**What to do:** Can you copy out the assignment description below word for word, in full?

**Source text:**
═══

For this assignment, you will read a research paper by a member of the Smith faculty and translate it into something that could be published in the popular press.

You should consider your audience for this piece– some ideas include readers of The Sophian or readers of The Valley Advocate, but it’s up to you. No matter the venue you target, your piece should be written for a general audience.

As part of this assignment, you will interview the faculty member associated with the research. I would like you to take no more than 30 minutes of their time, so you should do some planning beforehand. What questions will you ask? Who will ask what? How will you deal with followup questions? How will you record quotes? (On paper, with a recording device, etc. Make sure to ask if it’s okay to record!)

It may be useful to “write the paper first,” or start a draft of your piece before interviewing the faculty member. This can help you structure your interview to flesh out aspects of the work you didn’t understand, or to add some human interest to the story.

It’s okay to broaden your piece to cover the faculty member and/or their research group as part of the reporting. You can ask them why they were interested in the particular topic, how they got started working on it, or where the research has gone since (or is going). However, I would like you to do your best to report on the statistical or data-driven aspects of the research publication. What statistical methods did they use? What significance did they find?

Requirements

As always, you need to have a headline, byline, lede and/or nutgraph, and kicker. Please include the word count at the bottom of the piece. I would like it to be 1,000-1,500 words.

Emailing the faculty member

I would suggest using a format along these lines:

Dear Professor [such and such],

We are students in Amelia McNamara’s SDS 236 course, Data Journalism. We are working on a story related to your paper [paper title], and would like to ask you some questions. Can we set up a time to meet and interview you? We’d like to find a 30 minute block that works for all of us. How about

If none of those work, please let us know some times that might be convenient for you. We’d love to meet in your lab or office, just tell us where to go.

═══

**Supplied material:**
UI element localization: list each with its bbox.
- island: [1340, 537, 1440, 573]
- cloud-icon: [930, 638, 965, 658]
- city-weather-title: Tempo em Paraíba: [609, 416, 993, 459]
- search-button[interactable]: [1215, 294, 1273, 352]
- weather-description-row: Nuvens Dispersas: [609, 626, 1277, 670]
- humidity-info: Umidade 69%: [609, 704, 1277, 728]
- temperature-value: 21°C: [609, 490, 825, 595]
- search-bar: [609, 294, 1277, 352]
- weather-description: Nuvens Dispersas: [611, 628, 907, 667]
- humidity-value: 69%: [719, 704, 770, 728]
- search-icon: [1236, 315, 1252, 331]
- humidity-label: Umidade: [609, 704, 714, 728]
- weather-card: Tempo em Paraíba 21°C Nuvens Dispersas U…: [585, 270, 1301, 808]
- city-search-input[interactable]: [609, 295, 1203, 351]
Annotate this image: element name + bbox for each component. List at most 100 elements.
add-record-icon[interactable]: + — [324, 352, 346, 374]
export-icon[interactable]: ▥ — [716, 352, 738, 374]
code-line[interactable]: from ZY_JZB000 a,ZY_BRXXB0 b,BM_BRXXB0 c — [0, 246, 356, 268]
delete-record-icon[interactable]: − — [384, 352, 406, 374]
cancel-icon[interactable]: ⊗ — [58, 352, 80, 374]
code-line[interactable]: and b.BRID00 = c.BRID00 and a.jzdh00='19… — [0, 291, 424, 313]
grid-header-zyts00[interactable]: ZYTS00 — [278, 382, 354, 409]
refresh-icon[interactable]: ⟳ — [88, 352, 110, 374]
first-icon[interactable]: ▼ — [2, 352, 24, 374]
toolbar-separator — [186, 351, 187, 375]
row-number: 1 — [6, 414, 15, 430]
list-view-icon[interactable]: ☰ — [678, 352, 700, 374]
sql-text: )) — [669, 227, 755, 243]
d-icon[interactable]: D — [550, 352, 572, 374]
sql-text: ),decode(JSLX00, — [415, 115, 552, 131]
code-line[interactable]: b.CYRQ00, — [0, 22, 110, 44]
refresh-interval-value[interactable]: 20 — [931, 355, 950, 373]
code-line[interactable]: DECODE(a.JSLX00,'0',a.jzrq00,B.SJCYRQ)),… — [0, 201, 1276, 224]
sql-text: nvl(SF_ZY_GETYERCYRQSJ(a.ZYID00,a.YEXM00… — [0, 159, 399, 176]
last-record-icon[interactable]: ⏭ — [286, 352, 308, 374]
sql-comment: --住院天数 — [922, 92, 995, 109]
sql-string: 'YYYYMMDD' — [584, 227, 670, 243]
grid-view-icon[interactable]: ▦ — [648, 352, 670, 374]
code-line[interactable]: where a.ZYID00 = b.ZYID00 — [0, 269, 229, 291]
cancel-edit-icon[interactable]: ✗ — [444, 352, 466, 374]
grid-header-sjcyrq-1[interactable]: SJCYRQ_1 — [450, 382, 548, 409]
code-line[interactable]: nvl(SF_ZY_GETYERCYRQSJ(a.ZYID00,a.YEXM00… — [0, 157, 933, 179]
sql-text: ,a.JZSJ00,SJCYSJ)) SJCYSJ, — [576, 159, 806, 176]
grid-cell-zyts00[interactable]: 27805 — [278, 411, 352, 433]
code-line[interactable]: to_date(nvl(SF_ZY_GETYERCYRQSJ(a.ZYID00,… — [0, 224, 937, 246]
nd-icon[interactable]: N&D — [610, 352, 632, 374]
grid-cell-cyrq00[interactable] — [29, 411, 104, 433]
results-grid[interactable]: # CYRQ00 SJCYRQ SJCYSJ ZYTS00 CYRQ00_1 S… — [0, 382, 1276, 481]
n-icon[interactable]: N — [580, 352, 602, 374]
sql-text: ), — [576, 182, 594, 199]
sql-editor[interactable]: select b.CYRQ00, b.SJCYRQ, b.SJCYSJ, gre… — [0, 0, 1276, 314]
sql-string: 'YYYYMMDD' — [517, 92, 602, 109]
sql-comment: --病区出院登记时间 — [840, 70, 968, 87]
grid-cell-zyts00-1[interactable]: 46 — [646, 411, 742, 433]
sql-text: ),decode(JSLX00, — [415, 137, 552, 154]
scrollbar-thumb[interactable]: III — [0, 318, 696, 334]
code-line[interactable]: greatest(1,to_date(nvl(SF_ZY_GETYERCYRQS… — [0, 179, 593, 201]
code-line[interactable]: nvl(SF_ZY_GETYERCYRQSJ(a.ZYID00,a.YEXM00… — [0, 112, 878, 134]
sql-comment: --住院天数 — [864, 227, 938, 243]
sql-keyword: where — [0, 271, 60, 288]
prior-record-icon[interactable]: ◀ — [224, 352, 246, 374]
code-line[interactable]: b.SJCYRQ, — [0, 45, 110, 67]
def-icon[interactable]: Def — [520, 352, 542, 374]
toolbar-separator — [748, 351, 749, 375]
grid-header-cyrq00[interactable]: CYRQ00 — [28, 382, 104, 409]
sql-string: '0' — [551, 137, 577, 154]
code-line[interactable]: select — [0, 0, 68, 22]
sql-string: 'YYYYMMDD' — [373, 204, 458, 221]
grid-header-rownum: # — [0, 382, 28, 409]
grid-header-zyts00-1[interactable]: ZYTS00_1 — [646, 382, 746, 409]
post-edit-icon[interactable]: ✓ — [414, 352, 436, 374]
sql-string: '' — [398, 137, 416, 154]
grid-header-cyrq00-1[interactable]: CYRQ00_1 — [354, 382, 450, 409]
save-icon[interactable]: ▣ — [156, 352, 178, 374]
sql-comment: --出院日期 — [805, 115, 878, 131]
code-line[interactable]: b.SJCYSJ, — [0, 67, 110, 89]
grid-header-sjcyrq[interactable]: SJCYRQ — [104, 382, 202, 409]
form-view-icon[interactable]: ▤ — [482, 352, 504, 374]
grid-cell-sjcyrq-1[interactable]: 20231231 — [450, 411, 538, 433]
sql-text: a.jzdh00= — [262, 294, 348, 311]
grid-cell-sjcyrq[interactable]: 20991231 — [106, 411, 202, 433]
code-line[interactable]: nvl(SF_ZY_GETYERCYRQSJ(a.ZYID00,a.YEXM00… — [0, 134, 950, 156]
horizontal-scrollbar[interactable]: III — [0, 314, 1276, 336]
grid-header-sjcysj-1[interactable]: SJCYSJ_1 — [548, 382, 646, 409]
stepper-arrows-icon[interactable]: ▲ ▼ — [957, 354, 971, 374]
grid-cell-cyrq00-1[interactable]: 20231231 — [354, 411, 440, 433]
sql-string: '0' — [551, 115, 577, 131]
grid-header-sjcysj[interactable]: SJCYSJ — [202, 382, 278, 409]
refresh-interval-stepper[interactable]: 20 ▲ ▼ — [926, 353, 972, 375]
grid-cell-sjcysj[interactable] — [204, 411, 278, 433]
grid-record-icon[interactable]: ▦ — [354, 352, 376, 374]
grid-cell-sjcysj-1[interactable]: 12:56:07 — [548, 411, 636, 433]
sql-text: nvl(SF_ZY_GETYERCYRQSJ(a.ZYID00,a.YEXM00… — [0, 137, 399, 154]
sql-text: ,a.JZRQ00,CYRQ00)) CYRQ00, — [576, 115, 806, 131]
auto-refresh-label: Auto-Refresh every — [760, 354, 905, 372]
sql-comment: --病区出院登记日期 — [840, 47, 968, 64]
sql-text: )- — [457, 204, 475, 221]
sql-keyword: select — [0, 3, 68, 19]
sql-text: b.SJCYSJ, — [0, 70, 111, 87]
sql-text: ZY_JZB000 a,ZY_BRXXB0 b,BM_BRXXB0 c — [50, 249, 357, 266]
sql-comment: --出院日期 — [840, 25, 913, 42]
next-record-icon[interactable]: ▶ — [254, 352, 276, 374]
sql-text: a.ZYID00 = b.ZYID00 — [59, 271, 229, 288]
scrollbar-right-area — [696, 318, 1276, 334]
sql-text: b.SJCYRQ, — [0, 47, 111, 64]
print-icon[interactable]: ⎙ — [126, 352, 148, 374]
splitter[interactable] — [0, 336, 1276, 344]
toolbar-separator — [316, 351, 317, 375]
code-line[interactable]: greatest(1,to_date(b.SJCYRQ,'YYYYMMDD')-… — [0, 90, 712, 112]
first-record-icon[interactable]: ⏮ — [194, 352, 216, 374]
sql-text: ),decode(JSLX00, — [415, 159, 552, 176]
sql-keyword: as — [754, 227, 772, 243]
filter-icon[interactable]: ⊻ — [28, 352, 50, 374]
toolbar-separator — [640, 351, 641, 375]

═══

**Written reply:**
For this assignment, you will read a research paper by a member of the Smith faculty and translate it into something that could be published in the popular press.

You should consider your audience for this piece– some ideas include readers of The Sophian or readers of The Valley Advocate, but it’s up to you. No matter the venue you target, your piece should be written for a general audience.

As part of this assignment, you will interview the faculty member associated with the research. I would like you to take no more than 30 minutes of their time, so you should do some planning beforehand. What questions will you ask? Who will ask what? How will you deal with followup questions? How will you record quotes? (On paper, with a recording device, etc. Make sure to ask if it’s okay to record!)

It may be useful to “write the paper first,” or start a draft of your piece before interviewing the faculty member. This can help you structure your interview to flesh out aspects of the work you didn’t understand, or to add some human interest to the story.

It’s okay to broaden your piece to cover the faculty member and/or their research group as part of the reporting. You can ask them why they were interested in the particular topic, how they got started working on it, or where the research has gone since (or is going). However, I would like you to do your best to report on the statistical or data-driven aspects of the research publication. What statistical methods did they use? What significance did they find?

Requirements

As always, you need to have a headline, byline, lede and/or nutgraph, and kicker. Please include the word count at the bottom of the piece. I would like it to be 1,000-1,500 words.

Emailing the faculty member

I would suggest using a format along these lines:

Dear Professor [such and such],

We are students in Amelia McNamara’s SDS 236 course, Data Journalism. We are working on a story related to your paper [paper title], and would like to ask you some questions. Can we set up a time to meet and interview you? We’d like to find a 30 minute block that works for all of us. How about

If none of those work, please let us know some times that might be convenient for you. We’d love to meet in your lab or office, just tell us where to go.